[Exercise aim] Scan the material below for the string "Consent", and copy every line where it shows up.

[Entries provided]
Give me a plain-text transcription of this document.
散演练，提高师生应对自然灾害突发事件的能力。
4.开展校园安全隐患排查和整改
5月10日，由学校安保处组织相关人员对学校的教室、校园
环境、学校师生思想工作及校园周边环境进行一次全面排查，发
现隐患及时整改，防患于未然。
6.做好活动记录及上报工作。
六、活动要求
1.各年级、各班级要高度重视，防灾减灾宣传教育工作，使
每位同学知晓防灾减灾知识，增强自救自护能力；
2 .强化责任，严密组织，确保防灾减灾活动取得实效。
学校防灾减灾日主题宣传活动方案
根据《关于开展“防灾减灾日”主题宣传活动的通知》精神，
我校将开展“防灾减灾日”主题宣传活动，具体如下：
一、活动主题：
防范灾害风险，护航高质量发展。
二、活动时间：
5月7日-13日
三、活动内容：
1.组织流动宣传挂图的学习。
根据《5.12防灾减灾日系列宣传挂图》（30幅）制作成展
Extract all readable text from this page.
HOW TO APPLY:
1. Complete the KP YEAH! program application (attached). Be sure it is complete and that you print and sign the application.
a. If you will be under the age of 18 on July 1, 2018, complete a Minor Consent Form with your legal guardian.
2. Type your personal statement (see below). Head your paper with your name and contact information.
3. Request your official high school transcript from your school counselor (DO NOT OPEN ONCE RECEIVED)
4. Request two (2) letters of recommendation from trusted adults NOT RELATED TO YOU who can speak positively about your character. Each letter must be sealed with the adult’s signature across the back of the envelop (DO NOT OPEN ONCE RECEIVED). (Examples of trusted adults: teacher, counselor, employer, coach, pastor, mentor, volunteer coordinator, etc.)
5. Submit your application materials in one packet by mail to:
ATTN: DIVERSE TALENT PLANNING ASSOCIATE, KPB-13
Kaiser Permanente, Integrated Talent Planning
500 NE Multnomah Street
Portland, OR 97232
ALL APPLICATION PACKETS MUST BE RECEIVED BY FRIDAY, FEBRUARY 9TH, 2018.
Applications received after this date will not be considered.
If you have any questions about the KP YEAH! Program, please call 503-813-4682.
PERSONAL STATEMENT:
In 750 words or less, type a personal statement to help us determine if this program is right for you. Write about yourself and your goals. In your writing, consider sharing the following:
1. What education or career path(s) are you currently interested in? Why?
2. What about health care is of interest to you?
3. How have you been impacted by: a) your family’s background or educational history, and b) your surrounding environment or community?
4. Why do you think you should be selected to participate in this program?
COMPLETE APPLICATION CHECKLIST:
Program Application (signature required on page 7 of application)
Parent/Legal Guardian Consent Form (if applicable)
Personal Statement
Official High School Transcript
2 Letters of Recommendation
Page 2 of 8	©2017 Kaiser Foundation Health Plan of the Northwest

[The output]
a. If you will be under the age of 18 on July 1, 2018, complete a Minor Consent Form with your legal guardian.
Parent/Legal Guardian Consent Form (if applicable)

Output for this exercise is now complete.